§ **Task to complete**
Copy out every line in which the string "JSON" occurs.

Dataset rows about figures
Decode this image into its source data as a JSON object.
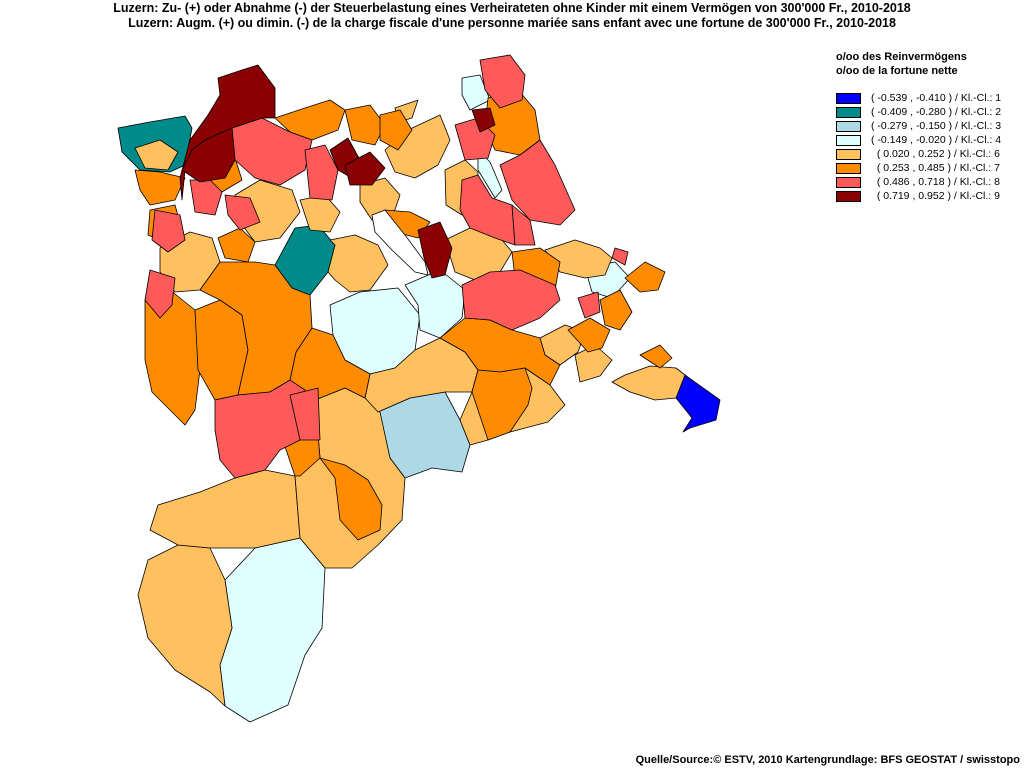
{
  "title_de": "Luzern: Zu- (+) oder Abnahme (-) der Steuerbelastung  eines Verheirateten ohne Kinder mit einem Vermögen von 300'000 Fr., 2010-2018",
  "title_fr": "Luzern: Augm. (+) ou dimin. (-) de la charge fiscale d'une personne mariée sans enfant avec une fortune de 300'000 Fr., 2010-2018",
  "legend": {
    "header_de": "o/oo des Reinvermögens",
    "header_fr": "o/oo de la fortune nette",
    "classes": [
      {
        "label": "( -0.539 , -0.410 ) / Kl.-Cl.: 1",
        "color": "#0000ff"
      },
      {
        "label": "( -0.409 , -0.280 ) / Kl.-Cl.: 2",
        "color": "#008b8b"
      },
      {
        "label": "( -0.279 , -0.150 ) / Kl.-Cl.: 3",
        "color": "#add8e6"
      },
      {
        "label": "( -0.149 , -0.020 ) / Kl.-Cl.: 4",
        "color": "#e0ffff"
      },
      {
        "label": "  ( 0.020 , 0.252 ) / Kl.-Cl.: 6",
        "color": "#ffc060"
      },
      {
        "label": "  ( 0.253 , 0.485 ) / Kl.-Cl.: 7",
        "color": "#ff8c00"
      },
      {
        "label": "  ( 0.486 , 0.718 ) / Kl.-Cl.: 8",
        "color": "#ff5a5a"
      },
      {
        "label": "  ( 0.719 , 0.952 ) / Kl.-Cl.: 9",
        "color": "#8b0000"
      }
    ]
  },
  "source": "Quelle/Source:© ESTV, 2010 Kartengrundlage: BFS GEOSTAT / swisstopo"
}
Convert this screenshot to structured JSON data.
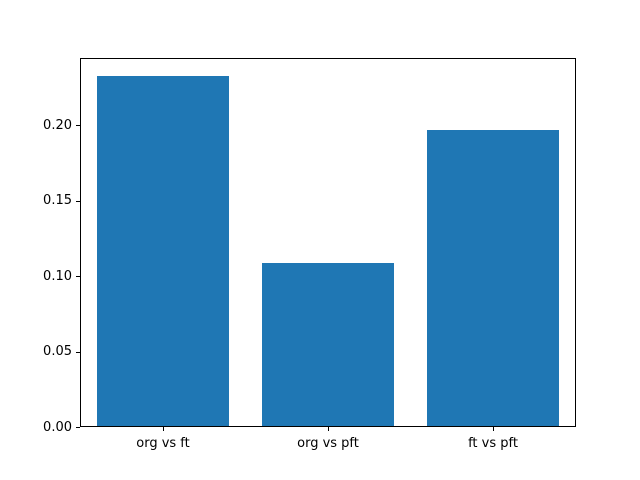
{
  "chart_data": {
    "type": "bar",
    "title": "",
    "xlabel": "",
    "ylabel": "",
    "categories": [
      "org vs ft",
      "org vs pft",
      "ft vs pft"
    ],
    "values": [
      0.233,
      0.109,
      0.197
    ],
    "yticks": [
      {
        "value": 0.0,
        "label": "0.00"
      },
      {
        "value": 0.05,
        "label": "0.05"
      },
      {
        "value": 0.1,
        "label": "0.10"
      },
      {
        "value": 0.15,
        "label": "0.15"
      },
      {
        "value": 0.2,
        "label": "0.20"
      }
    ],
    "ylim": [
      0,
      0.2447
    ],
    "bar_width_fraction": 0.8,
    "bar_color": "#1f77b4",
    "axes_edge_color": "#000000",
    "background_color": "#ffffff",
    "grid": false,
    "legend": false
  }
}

* * *

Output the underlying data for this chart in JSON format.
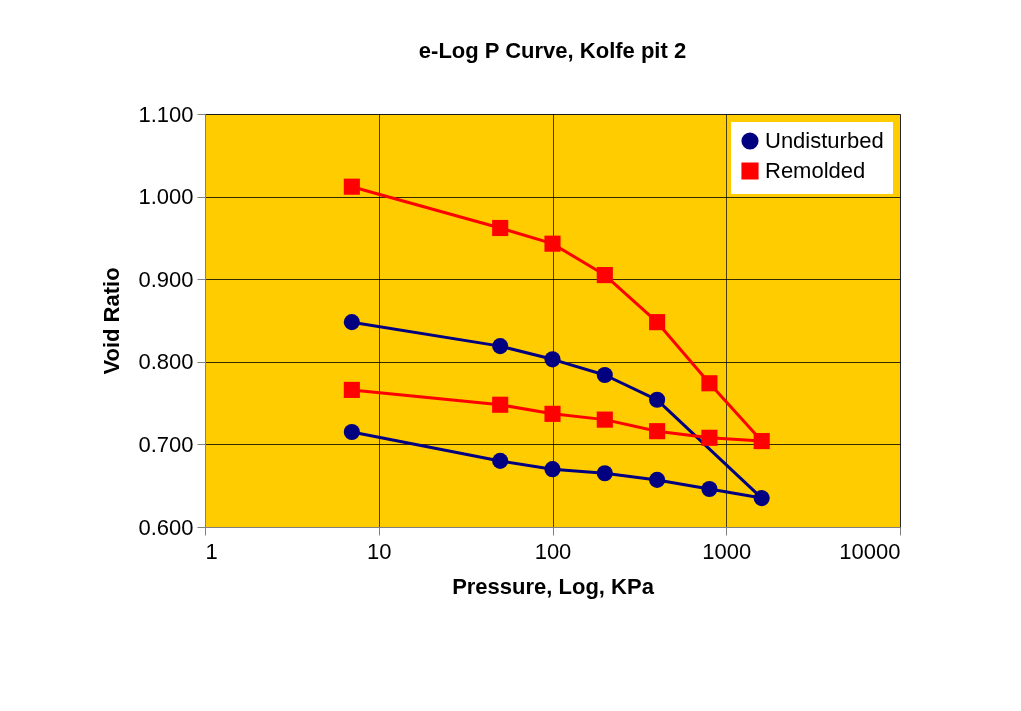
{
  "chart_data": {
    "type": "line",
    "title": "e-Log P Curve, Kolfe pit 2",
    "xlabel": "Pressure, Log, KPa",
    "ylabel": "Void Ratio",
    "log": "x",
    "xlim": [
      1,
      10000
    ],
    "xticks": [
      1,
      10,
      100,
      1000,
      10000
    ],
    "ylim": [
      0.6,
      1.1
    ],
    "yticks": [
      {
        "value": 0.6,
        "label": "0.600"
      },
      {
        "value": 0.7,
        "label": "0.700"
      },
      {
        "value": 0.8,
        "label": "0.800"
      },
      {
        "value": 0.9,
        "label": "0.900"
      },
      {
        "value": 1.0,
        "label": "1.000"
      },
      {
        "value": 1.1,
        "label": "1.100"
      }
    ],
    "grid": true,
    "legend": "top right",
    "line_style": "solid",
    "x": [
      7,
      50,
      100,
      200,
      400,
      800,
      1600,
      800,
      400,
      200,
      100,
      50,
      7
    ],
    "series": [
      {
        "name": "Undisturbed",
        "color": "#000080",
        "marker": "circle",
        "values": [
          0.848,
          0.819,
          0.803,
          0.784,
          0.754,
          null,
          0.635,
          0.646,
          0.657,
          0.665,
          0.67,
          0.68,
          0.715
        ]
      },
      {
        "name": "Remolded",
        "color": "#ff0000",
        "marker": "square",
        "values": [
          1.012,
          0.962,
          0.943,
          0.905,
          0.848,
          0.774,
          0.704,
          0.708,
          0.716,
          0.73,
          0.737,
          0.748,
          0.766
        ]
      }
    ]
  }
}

§ **Exercise result**
Decode this image into its source data as a JSON object.
Convert this screenshot to structured JSON data.
Output the underlying data for this chart in JSON format.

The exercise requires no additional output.